Start

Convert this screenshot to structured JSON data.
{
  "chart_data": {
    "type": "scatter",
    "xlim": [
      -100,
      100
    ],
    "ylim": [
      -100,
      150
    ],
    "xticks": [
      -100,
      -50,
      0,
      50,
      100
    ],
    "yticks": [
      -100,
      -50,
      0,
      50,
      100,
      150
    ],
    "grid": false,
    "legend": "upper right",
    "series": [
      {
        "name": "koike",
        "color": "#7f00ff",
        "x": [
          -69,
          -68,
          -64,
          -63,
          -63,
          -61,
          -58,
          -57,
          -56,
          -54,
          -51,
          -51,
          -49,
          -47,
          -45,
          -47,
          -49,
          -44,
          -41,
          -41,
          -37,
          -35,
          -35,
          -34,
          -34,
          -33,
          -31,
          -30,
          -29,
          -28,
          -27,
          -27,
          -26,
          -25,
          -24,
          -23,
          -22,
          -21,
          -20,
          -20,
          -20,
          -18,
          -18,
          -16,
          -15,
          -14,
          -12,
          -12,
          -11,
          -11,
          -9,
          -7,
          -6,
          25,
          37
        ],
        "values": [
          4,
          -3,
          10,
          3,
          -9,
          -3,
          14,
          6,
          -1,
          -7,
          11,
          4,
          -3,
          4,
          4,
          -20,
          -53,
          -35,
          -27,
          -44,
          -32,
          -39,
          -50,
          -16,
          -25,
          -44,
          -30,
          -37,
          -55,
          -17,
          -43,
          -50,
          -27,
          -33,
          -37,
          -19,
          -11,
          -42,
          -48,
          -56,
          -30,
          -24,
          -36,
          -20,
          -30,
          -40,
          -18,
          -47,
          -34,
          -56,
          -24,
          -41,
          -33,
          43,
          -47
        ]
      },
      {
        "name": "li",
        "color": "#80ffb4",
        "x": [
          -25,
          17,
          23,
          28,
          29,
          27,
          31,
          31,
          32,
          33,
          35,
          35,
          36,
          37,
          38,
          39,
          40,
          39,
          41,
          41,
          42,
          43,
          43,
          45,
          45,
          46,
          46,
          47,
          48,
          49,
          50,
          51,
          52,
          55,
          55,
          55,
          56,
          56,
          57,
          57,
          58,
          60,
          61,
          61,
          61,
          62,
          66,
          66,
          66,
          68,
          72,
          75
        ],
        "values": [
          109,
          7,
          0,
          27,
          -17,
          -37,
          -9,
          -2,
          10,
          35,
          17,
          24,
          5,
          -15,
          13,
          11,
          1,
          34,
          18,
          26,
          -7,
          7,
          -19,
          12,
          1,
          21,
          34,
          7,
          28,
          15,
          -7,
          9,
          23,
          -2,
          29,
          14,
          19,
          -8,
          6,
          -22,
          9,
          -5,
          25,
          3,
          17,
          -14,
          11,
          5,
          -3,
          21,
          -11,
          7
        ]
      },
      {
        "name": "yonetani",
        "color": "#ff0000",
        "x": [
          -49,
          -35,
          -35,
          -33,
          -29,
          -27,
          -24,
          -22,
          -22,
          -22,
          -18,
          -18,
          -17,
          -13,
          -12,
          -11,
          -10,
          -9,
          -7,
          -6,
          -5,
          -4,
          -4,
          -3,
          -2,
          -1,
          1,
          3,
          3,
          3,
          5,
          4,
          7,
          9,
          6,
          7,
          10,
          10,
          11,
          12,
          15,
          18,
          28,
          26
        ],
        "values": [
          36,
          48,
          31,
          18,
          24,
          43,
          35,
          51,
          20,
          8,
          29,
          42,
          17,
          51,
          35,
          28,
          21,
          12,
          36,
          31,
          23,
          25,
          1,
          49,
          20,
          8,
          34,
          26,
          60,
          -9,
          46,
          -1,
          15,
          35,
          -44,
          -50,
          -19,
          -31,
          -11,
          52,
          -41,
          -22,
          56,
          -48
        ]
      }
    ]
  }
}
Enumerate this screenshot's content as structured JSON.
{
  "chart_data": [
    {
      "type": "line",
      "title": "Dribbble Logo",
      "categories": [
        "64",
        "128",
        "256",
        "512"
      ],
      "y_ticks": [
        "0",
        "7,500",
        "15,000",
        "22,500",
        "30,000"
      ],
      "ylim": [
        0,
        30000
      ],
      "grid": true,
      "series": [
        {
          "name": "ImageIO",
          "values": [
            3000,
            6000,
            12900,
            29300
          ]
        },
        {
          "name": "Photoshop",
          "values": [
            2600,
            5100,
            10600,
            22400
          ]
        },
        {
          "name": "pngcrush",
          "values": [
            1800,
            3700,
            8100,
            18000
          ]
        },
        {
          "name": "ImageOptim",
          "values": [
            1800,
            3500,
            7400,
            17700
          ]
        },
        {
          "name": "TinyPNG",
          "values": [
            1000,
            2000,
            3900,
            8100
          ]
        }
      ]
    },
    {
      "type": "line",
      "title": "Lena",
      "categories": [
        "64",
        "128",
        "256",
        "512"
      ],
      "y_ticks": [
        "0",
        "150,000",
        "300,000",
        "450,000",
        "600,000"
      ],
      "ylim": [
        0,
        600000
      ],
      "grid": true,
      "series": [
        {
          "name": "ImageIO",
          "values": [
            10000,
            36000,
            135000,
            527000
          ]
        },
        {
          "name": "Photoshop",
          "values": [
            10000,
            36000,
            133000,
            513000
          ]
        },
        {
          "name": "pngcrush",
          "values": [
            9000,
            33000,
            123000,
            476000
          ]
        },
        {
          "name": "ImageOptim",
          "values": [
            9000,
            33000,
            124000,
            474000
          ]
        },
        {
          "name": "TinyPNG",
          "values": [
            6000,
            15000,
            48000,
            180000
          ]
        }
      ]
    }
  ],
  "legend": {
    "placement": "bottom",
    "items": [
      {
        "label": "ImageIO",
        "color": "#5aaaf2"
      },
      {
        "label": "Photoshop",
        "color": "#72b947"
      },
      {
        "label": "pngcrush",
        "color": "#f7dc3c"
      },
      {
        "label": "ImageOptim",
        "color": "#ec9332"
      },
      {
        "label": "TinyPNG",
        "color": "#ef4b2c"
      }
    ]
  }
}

End

Task instructions: What do the records say? Quote them all exactly.

Response below:
Convert this screenshot to structured JSON data.
{
  "chart_data": {
    "type": "scatter",
    "xlim": [
      -100,
      100
    ],
    "ylim": [
      -100,
      150
    ],
    "xticks": [
      -100,
      -50,
      0,
      50,
      100
    ],
    "yticks": [
      -100,
      -50,
      0,
      50,
      100,
      150
    ],
    "grid": false,
    "legend": "upper right",
    "series": [
      {
        "name": "koike",
        "color": "#7f00ff",
        "x": [
          -69,
          -68,
          -64,
          -63,
          -63,
          -61,
          -58,
          -57,
          -56,
          -54,
          -51,
          -51,
          -49,
          -47,
          -45,
          -47,
          -49,
          -44,
          -41,
          -41,
          -37,
          -35,
          -35,
          -34,
          -34,
          -33,
          -31,
          -30,
          -29,
          -28,
          -27,
          -27,
          -26,
          -25,
          -24,
          -23,
          -22,
          -21,
          -20,
          -20,
          -20,
          -18,
          -18,
          -16,
          -15,
          -14,
          -12,
          -12,
          -11,
          -11,
          -9,
          -7,
          -6,
          25,
          37
        ],
        "values": [
          4,
          -3,
          10,
          3,
          -9,
          -3,
          14,
          6,
          -1,
          -7,
          11,
          4,
          -3,
          4,
          4,
          -20,
          -53,
          -35,
          -27,
          -44,
          -32,
          -39,
          -50,
          -16,
          -25,
          -44,
          -30,
          -37,
          -55,
          -17,
          -43,
          -50,
          -27,
          -33,
          -37,
          -19,
          -11,
          -42,
          -48,
          -56,
          -30,
          -24,
          -36,
          -20,
          -30,
          -40,
          -18,
          -47,
          -34,
          -56,
          -24,
          -41,
          -33,
          43,
          -47
        ]
      },
      {
        "name": "li",
        "color": "#80ffb4",
        "x": [
          -25,
          17,
          23,
          28,
          29,
          27,
          31,
          31,
          32,
          33,
          35,
          35,
          36,
          37,
          38,
          39,
          40,
          39,
          41,
          41,
          42,
          43,
          43,
          45,
          45,
          46,
          46,
          47,
          48,
          49,
          50,
          51,
          52,
          55,
          55,
          55,
          56,
          56,
          57,
          57,
          58,
          60,
          61,
          61,
          61,
          62,
          66,
          66,
          66,
          68,
          72,
          75
        ],
        "values": [
          109,
          7,
          0,
          27,
          -17,
          -37,
          -9,
          -2,
          10,
          35,
          17,
          24,
          5,
          -15,
          13,
          11,
          1,
          34,
          18,
          26,
          -7,
          7,
          -19,
          12,
          1,
          21,
          34,
          7,
          28,
          15,
          -7,
          9,
          23,
          -2,
          29,
          14,
          19,
          -8,
          6,
          -22,
          9,
          -5,
          25,
          3,
          17,
          -14,
          11,
          5,
          -3,
          21,
          -11,
          7
        ]
      },
      {
        "name": "yonetani",
        "color": "#ff0000",
        "x": [
          -49,
          -35,
          -35,
          -33,
          -29,
          -27,
          -24,
          -22,
          -22,
          -22,
          -18,
          -18,
          -17,
          -13,
          -12,
          -11,
          -10,
          -9,
          -7,
          -6,
          -5,
          -4,
          -4,
          -3,
          -2,
          -1,
          1,
          3,
          3,
          3,
          5,
          4,
          7,
          9,
          6,
          7,
          10,
          10,
          11,
          12,
          15,
          18,
          28,
          26
        ],
        "values": [
          36,
          48,
          31,
          18,
          24,
          43,
          35,
          51,
          20,
          8,
          29,
          42,
          17,
          51,
          35,
          28,
          21,
          12,
          36,
          31,
          23,
          25,
          1,
          49,
          20,
          8,
          34,
          26,
          60,
          -9,
          46,
          -1,
          15,
          35,
          -44,
          -50,
          -19,
          -31,
          -11,
          52,
          -41,
          -22,
          56,
          -48
        ]
      }
    ]
  }
}
Enumerate this screenshot's content as structured JSON.
{
  "chart_data": [
    {
      "type": "line",
      "title": "Dribbble Logo",
      "categories": [
        "64",
        "128",
        "256",
        "512"
      ],
      "y_ticks": [
        "0",
        "7,500",
        "15,000",
        "22,500",
        "30,000"
      ],
      "ylim": [
        0,
        30000
      ],
      "grid": true,
      "series": [
        {
          "name": "ImageIO",
          "values": [
            3000,
            6000,
            12900,
            29300
          ]
        },
        {
          "name": "Photoshop",
          "values": [
            2600,
            5100,
            10600,
            22400
          ]
        },
        {
          "name": "pngcrush",
          "values": [
            1800,
            3700,
            8100,
            18000
          ]
        },
        {
          "name": "ImageOptim",
          "values": [
            1800,
            3500,
            7400,
            17700
          ]
        },
        {
          "name": "TinyPNG",
          "values": [
            1000,
            2000,
            3900,
            8100
          ]
        }
      ]
    },
    {
      "type": "line",
      "title": "Lena",
      "categories": [
        "64",
        "128",
        "256",
        "512"
      ],
      "y_ticks": [
        "0",
        "150,000",
        "300,000",
        "450,000",
        "600,000"
      ],
      "ylim": [
        0,
        600000
      ],
      "grid": true,
      "series": [
        {
          "name": "ImageIO",
          "values": [
            10000,
            36000,
            135000,
            527000
          ]
        },
        {
          "name": "Photoshop",
          "values": [
            10000,
            36000,
            133000,
            513000
          ]
        },
        {
          "name": "pngcrush",
          "values": [
            9000,
            33000,
            123000,
            476000
          ]
        },
        {
          "name": "ImageOptim",
          "values": [
            9000,
            33000,
            124000,
            474000
          ]
        },
        {
          "name": "TinyPNG",
          "values": [
            6000,
            15000,
            48000,
            180000
          ]
        }
      ]
    }
  ],
  "legend": {
    "placement": "bottom",
    "items": [
      {
        "label": "ImageIO",
        "color": "#5aaaf2"
      },
      {
        "label": "Photoshop",
        "color": "#72b947"
      },
      {
        "label": "pngcrush",
        "color": "#f7dc3c"
      },
      {
        "label": "ImageOptim",
        "color": "#ec9332"
      },
      {
        "label": "TinyPNG",
        "color": "#ef4b2c"
      }
    ]
  }
}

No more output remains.